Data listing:

-- -- --

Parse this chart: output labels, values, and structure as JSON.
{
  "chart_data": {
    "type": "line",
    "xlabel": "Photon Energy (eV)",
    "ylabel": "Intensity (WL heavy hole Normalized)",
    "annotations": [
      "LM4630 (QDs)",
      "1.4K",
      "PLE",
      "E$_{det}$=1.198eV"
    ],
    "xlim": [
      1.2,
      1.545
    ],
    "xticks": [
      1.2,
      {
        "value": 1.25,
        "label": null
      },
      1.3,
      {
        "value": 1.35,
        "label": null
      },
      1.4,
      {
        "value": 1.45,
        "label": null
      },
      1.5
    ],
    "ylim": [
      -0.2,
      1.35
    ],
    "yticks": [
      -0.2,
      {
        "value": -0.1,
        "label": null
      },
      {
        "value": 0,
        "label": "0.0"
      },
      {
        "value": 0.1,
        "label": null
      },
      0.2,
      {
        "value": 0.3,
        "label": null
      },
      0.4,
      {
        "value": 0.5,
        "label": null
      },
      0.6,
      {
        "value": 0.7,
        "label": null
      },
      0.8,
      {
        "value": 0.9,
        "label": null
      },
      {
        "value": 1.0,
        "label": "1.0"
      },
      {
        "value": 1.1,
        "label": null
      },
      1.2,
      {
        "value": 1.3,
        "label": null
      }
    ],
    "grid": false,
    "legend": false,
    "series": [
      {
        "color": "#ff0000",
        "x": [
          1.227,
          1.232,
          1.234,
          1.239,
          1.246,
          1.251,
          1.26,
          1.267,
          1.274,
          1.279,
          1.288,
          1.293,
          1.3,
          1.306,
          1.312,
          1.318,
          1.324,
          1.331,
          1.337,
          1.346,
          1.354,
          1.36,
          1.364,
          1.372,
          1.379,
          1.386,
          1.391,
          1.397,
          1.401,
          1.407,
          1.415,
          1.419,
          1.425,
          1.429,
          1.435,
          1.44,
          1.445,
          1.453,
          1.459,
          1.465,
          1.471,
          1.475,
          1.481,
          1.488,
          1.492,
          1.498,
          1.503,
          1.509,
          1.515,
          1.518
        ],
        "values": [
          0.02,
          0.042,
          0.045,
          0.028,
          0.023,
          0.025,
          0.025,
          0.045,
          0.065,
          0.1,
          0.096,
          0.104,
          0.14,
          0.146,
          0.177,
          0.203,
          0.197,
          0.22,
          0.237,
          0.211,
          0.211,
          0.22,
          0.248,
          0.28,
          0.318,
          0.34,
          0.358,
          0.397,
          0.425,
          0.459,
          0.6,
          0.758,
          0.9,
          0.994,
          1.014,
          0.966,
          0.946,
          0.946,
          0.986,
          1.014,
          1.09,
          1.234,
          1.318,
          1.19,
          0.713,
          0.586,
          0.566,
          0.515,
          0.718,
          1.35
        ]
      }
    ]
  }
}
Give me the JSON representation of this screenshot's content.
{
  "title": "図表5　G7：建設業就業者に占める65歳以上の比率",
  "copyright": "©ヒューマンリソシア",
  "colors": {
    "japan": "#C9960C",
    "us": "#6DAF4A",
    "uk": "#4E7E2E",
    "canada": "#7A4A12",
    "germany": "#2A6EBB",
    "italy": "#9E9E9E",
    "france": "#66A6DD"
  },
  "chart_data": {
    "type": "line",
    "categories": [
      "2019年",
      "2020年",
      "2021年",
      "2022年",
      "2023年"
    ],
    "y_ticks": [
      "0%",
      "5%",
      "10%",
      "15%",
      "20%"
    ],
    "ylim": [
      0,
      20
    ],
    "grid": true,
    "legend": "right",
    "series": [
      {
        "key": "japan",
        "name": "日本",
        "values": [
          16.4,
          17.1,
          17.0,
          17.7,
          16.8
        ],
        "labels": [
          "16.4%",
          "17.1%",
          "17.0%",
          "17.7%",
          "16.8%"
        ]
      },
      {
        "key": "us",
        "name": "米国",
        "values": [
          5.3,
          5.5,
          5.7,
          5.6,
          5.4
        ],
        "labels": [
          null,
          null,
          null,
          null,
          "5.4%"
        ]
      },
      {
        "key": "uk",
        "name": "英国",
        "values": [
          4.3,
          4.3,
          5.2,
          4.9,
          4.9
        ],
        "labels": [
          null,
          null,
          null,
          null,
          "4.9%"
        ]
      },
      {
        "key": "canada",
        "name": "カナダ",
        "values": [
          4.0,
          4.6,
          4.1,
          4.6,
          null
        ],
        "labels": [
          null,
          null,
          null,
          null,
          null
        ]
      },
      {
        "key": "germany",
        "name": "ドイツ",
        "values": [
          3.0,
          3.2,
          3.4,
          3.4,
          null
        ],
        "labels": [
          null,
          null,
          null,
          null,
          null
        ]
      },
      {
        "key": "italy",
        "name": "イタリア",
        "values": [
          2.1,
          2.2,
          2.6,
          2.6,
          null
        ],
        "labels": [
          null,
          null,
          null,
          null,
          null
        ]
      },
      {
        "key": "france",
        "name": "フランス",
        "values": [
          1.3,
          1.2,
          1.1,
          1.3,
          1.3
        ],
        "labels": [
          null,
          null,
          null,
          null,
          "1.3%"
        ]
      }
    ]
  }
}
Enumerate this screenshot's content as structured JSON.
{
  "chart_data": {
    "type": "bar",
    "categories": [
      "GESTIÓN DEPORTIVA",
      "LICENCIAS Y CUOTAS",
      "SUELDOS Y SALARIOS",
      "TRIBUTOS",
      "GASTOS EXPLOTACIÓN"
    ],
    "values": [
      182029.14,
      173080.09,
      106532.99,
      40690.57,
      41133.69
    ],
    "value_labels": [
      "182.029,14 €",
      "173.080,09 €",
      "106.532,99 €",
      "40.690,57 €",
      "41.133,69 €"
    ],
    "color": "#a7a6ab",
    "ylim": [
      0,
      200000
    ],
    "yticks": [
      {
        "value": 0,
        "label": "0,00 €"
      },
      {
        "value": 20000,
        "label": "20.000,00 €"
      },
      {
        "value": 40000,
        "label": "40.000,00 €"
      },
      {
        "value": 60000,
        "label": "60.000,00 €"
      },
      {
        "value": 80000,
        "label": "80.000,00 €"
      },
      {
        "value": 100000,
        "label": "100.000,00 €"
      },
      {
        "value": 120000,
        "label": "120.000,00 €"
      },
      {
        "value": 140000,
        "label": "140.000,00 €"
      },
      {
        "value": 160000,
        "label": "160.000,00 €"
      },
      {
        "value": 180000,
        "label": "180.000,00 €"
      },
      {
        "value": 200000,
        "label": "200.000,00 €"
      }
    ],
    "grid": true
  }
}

-- -- --

Return all of the entries exactly as written.

Parse this chart: output labels, values, and structure as JSON.
{
  "chart_data": {
    "type": "line",
    "xlabel": "Photon Energy (eV)",
    "ylabel": "Intensity (WL heavy hole Normalized)",
    "annotations": [
      "LM4630 (QDs)",
      "1.4K",
      "PLE",
      "E$_{det}$=1.198eV"
    ],
    "xlim": [
      1.2,
      1.545
    ],
    "xticks": [
      1.2,
      {
        "value": 1.25,
        "label": null
      },
      1.3,
      {
        "value": 1.35,
        "label": null
      },
      1.4,
      {
        "value": 1.45,
        "label": null
      },
      1.5
    ],
    "ylim": [
      -0.2,
      1.35
    ],
    "yticks": [
      -0.2,
      {
        "value": -0.1,
        "label": null
      },
      {
        "value": 0,
        "label": "0.0"
      },
      {
        "value": 0.1,
        "label": null
      },
      0.2,
      {
        "value": 0.3,
        "label": null
      },
      0.4,
      {
        "value": 0.5,
        "label": null
      },
      0.6,
      {
        "value": 0.7,
        "label": null
      },
      0.8,
      {
        "value": 0.9,
        "label": null
      },
      {
        "value": 1.0,
        "label": "1.0"
      },
      {
        "value": 1.1,
        "label": null
      },
      1.2,
      {
        "value": 1.3,
        "label": null
      }
    ],
    "grid": false,
    "legend": false,
    "series": [
      {
        "color": "#ff0000",
        "x": [
          1.227,
          1.232,
          1.234,
          1.239,
          1.246,
          1.251,
          1.26,
          1.267,
          1.274,
          1.279,
          1.288,
          1.293,
          1.3,
          1.306,
          1.312,
          1.318,
          1.324,
          1.331,
          1.337,
          1.346,
          1.354,
          1.36,
          1.364,
          1.372,
          1.379,
          1.386,
          1.391,
          1.397,
          1.401,
          1.407,
          1.415,
          1.419,
          1.425,
          1.429,
          1.435,
          1.44,
          1.445,
          1.453,
          1.459,
          1.465,
          1.471,
          1.475,
          1.481,
          1.488,
          1.492,
          1.498,
          1.503,
          1.509,
          1.515,
          1.518
        ],
        "values": [
          0.02,
          0.042,
          0.045,
          0.028,
          0.023,
          0.025,
          0.025,
          0.045,
          0.065,
          0.1,
          0.096,
          0.104,
          0.14,
          0.146,
          0.177,
          0.203,
          0.197,
          0.22,
          0.237,
          0.211,
          0.211,
          0.22,
          0.248,
          0.28,
          0.318,
          0.34,
          0.358,
          0.397,
          0.425,
          0.459,
          0.6,
          0.758,
          0.9,
          0.994,
          1.014,
          0.966,
          0.946,
          0.946,
          0.986,
          1.014,
          1.09,
          1.234,
          1.318,
          1.19,
          0.713,
          0.586,
          0.566,
          0.515,
          0.718,
          1.35
        ]
      }
    ]
  }
}
Give me the JSON representation of this screenshot's content.
{
  "title": "図表5　G7：建設業就業者に占める65歳以上の比率",
  "copyright": "©ヒューマンリソシア",
  "colors": {
    "japan": "#C9960C",
    "us": "#6DAF4A",
    "uk": "#4E7E2E",
    "canada": "#7A4A12",
    "germany": "#2A6EBB",
    "italy": "#9E9E9E",
    "france": "#66A6DD"
  },
  "chart_data": {
    "type": "line",
    "categories": [
      "2019年",
      "2020年",
      "2021年",
      "2022年",
      "2023年"
    ],
    "y_ticks": [
      "0%",
      "5%",
      "10%",
      "15%",
      "20%"
    ],
    "ylim": [
      0,
      20
    ],
    "grid": true,
    "legend": "right",
    "series": [
      {
        "key": "japan",
        "name": "日本",
        "values": [
          16.4,
          17.1,
          17.0,
          17.7,
          16.8
        ],
        "labels": [
          "16.4%",
          "17.1%",
          "17.0%",
          "17.7%",
          "16.8%"
        ]
      },
      {
        "key": "us",
        "name": "米国",
        "values": [
          5.3,
          5.5,
          5.7,
          5.6,
          5.4
        ],
        "labels": [
          null,
          null,
          null,
          null,
          "5.4%"
        ]
      },
      {
        "key": "uk",
        "name": "英国",
        "values": [
          4.3,
          4.3,
          5.2,
          4.9,
          4.9
        ],
        "labels": [
          null,
          null,
          null,
          null,
          "4.9%"
        ]
      },
      {
        "key": "canada",
        "name": "カナダ",
        "values": [
          4.0,
          4.6,
          4.1,
          4.6,
          null
        ],
        "labels": [
          null,
          null,
          null,
          null,
          null
        ]
      },
      {
        "key": "germany",
        "name": "ドイツ",
        "values": [
          3.0,
          3.2,
          3.4,
          3.4,
          null
        ],
        "labels": [
          null,
          null,
          null,
          null,
          null
        ]
      },
      {
        "key": "italy",
        "name": "イタリア",
        "values": [
          2.1,
          2.2,
          2.6,
          2.6,
          null
        ],
        "labels": [
          null,
          null,
          null,
          null,
          null
        ]
      },
      {
        "key": "france",
        "name": "フランス",
        "values": [
          1.3,
          1.2,
          1.1,
          1.3,
          1.3
        ],
        "labels": [
          null,
          null,
          null,
          null,
          "1.3%"
        ]
      }
    ]
  }
}
Enumerate this screenshot's content as structured JSON.
{
  "chart_data": {
    "type": "bar",
    "categories": [
      "GESTIÓN DEPORTIVA",
      "LICENCIAS Y CUOTAS",
      "SUELDOS Y SALARIOS",
      "TRIBUTOS",
      "GASTOS EXPLOTACIÓN"
    ],
    "values": [
      182029.14,
      173080.09,
      106532.99,
      40690.57,
      41133.69
    ],
    "value_labels": [
      "182.029,14 €",
      "173.080,09 €",
      "106.532,99 €",
      "40.690,57 €",
      "41.133,69 €"
    ],
    "color": "#a7a6ab",
    "ylim": [
      0,
      200000
    ],
    "yticks": [
      {
        "value": 0,
        "label": "0,00 €"
      },
      {
        "value": 20000,
        "label": "20.000,00 €"
      },
      {
        "value": 40000,
        "label": "40.000,00 €"
      },
      {
        "value": 60000,
        "label": "60.000,00 €"
      },
      {
        "value": 80000,
        "label": "80.000,00 €"
      },
      {
        "value": 100000,
        "label": "100.000,00 €"
      },
      {
        "value": 120000,
        "label": "120.000,00 €"
      },
      {
        "value": 140000,
        "label": "140.000,00 €"
      },
      {
        "value": 160000,
        "label": "160.000,00 €"
      },
      {
        "value": 180000,
        "label": "180.000,00 €"
      },
      {
        "value": 200000,
        "label": "200.000,00 €"
      }
    ],
    "grid": true
  }
}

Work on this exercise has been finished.